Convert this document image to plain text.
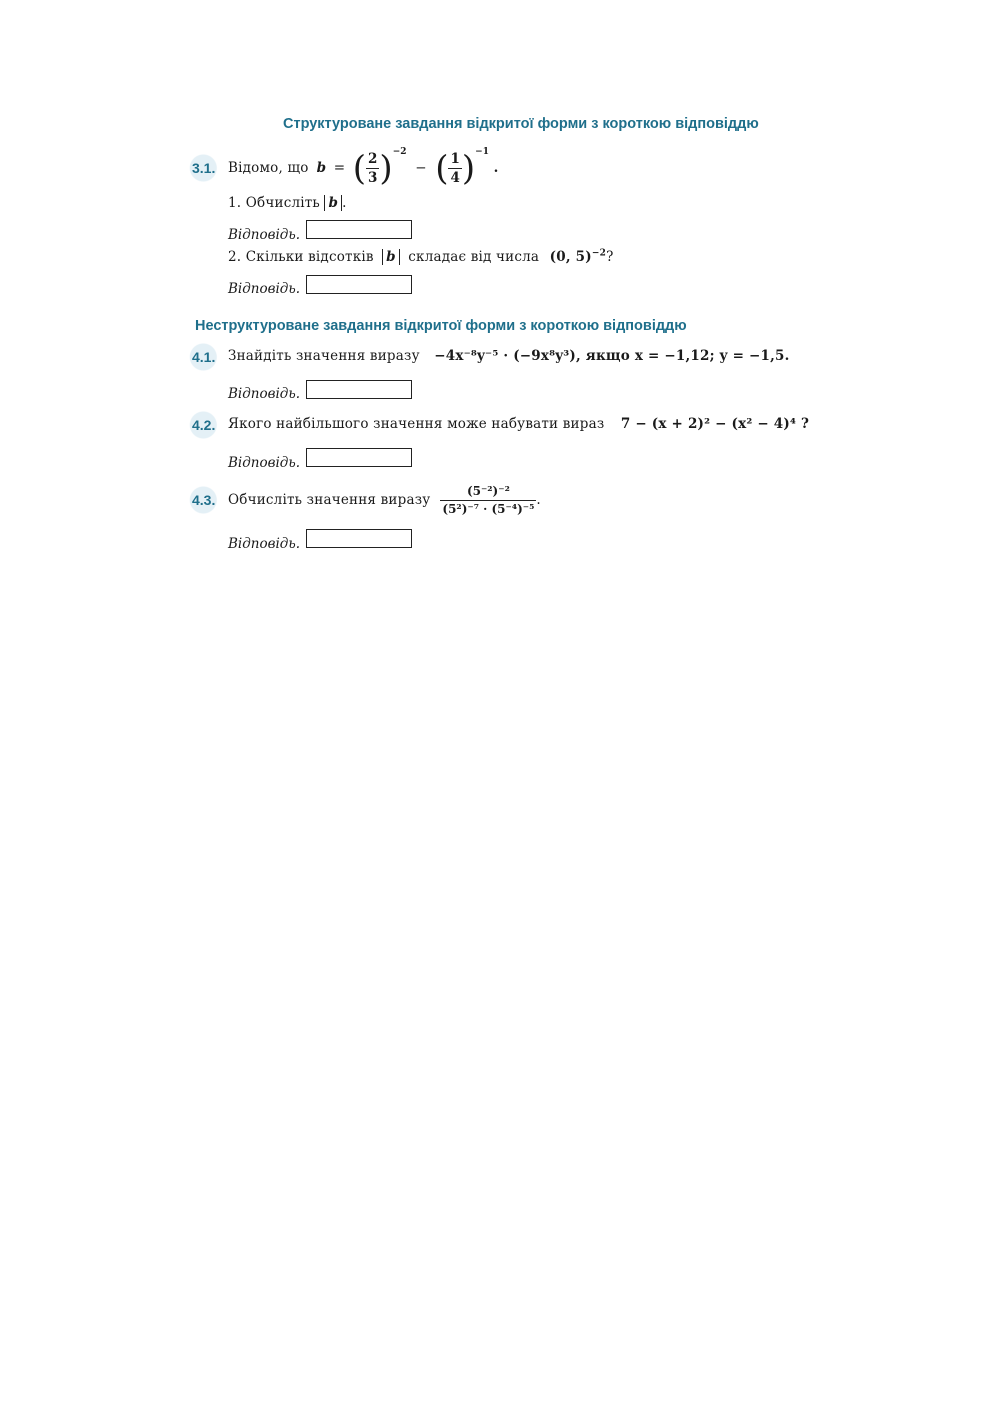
Структуроване завдання відкритої форми з короткою відповіддю
3.1. Відомо, що b = ( $\frac{2}{3} )^{-2}$ − ( $\frac{1}{4} )^{-1}$ .
1. Обчисліть b .
Відповідь.
2. Скільки відсотків b складає від числа (0, 5)$^{-2}$?
Відповідь.
Неструктуроване завдання відкритої форми з короткою відповіддю
4.1. Знайдіть значення виразу −4x⁻⁸y⁻⁵ · (−9x⁸y³), якщо x = −1,12; y = −1,5.
Відповідь.
4.2. Якого найбільшого значення може набувати вираз 7 − (x + 2)² − (x² − 4)⁴ ?
Відповідь.
4.3. Обчисліть значення виразу $\frac{\text{(5⁻²)⁻²}}{\text{(5²)⁻⁷ · (5⁻⁴)⁻⁵}}$ .
Відповідь.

## THE REQUEST
Look over the records above and copy each line that includes the string "завдання".

## RESULT
Структуроване завдання відкритої форми з короткою відповіддю
Неструктуроване завдання відкритої форми з короткою відповіддю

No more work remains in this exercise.